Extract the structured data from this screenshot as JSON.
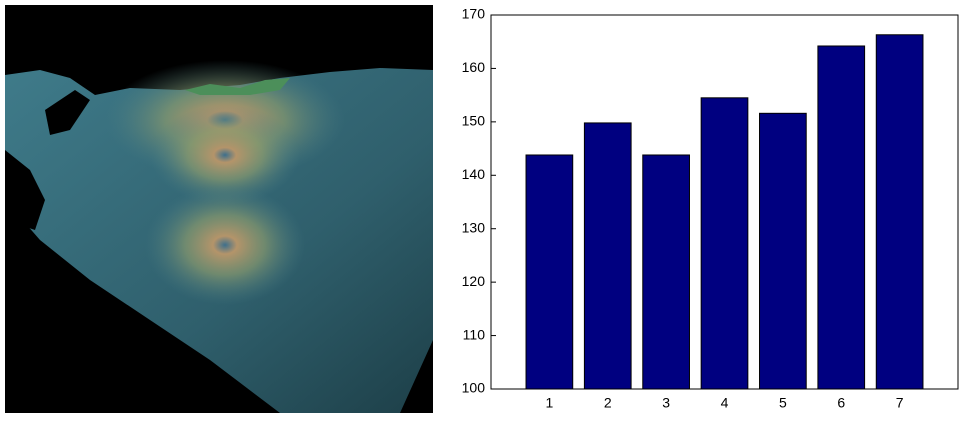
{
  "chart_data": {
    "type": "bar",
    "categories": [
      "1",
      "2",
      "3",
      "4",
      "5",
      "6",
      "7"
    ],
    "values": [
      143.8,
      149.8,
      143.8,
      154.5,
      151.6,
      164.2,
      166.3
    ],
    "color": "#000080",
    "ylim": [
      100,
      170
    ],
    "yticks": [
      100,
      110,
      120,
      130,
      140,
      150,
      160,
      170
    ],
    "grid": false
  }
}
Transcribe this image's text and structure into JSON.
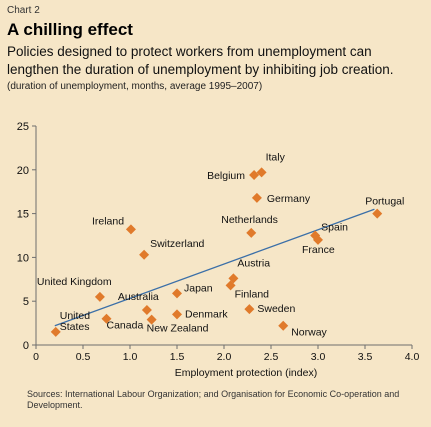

--

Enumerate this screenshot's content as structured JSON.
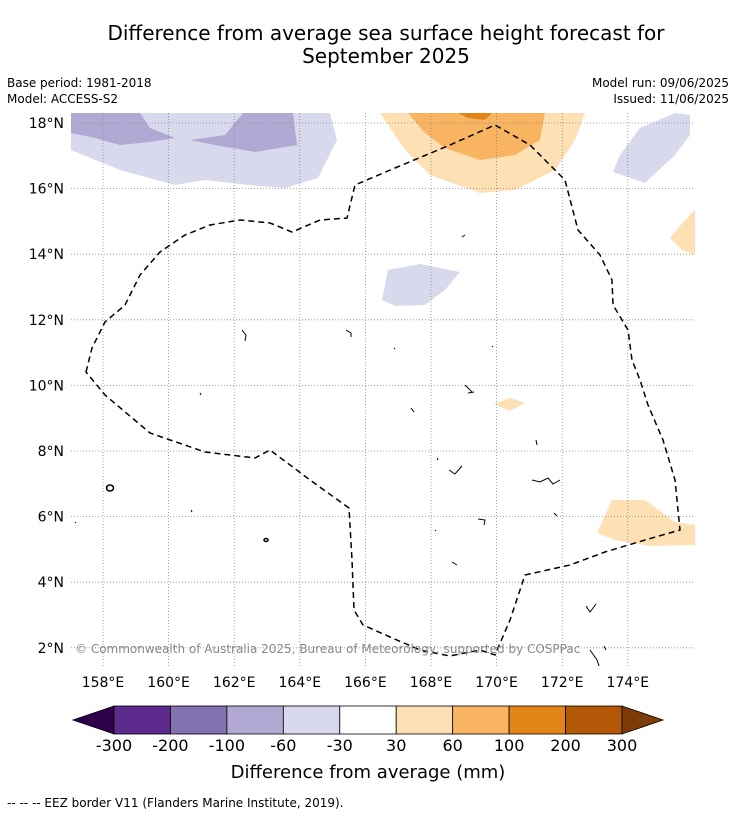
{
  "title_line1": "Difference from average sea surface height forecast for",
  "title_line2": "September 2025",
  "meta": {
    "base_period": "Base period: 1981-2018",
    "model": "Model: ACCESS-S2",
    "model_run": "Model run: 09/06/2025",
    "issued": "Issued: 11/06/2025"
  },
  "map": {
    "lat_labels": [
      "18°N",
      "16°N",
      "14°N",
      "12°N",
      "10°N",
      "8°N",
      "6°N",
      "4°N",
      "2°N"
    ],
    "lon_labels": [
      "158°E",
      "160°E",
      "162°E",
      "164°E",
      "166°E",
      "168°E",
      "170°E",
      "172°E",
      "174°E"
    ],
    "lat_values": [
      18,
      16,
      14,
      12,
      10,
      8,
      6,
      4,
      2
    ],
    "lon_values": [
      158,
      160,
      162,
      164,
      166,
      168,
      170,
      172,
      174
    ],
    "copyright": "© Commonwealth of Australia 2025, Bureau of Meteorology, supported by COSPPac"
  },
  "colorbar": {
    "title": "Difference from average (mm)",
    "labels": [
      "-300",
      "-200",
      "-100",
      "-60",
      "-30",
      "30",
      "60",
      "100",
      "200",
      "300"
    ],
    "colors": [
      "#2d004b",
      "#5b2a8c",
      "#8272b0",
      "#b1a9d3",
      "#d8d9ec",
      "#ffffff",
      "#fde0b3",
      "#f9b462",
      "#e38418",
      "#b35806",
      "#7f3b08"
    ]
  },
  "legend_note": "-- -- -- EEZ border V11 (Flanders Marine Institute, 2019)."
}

...

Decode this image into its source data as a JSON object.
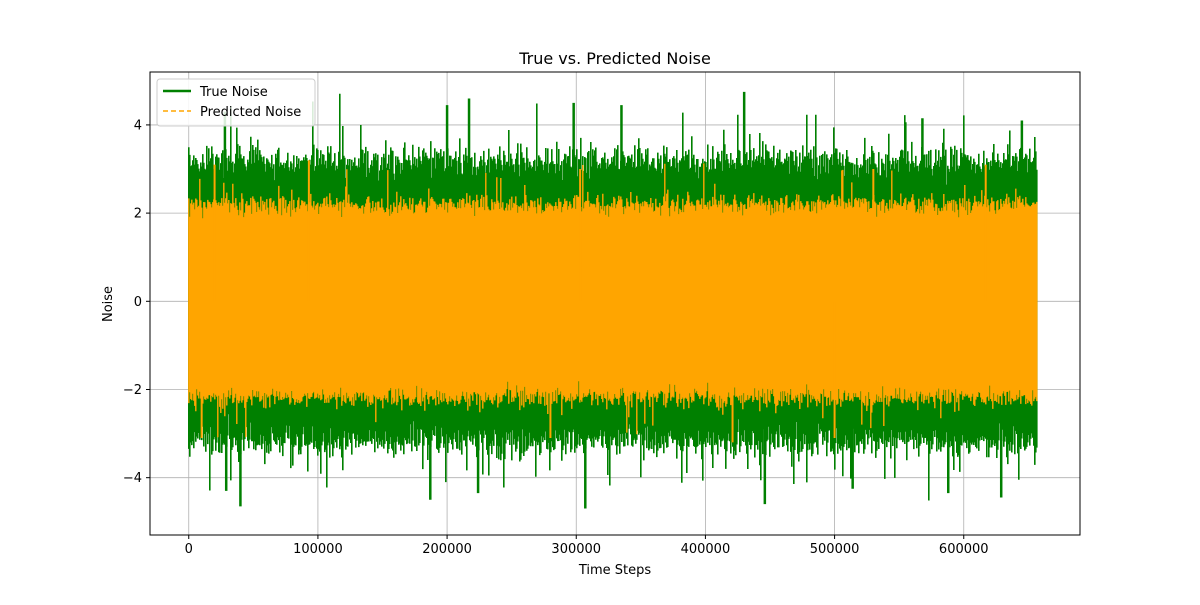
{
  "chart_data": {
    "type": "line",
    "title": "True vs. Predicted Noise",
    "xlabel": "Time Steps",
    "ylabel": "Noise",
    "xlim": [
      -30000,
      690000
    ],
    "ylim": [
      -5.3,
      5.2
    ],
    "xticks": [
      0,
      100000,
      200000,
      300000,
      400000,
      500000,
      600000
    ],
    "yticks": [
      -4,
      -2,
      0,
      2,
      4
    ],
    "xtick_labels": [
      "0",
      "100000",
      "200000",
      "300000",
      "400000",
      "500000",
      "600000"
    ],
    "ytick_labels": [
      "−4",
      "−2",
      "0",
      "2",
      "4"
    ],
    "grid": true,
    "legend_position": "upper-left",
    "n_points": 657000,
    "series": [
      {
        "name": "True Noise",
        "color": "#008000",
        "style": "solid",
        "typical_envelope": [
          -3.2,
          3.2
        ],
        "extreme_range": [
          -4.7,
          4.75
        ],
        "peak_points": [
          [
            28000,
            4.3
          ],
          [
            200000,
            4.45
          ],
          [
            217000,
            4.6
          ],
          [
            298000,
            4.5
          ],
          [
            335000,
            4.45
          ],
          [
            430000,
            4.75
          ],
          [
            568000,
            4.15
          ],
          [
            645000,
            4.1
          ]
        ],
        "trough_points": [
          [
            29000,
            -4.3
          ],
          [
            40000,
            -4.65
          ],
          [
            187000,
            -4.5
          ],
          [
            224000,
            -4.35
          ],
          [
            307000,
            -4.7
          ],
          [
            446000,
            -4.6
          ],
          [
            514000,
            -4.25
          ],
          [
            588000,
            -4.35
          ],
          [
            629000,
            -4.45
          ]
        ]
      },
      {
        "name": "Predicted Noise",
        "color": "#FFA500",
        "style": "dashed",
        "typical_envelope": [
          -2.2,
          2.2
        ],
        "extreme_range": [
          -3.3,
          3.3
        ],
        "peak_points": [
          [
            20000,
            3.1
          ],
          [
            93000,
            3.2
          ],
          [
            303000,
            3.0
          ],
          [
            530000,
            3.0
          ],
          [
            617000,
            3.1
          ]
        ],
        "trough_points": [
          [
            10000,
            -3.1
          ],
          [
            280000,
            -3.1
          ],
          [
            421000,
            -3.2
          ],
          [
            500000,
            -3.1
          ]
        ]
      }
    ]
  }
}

- Exercise instructions
Make an exact copy of only the lines from the one with "Extract the structured" through the one with "Transcribe this image's". Pictures don't belong in it.

- Response for this exercise
Extract the structured data from this screenshot as JSON.
{
  "chart_data": {
    "type": "bar",
    "categories": [
      "1",
      "2",
      "3",
      "4",
      "5",
      "6",
      "7"
    ],
    "values": [
      143.8,
      149.8,
      143.8,
      154.5,
      151.6,
      164.2,
      166.3
    ],
    "color": "#000080",
    "ylim": [
      100,
      170
    ],
    "yticks": [
      100,
      110,
      120,
      130,
      140,
      150,
      160,
      170
    ],
    "grid": false
  }
}
Transcribe this image's text and structure into JSON.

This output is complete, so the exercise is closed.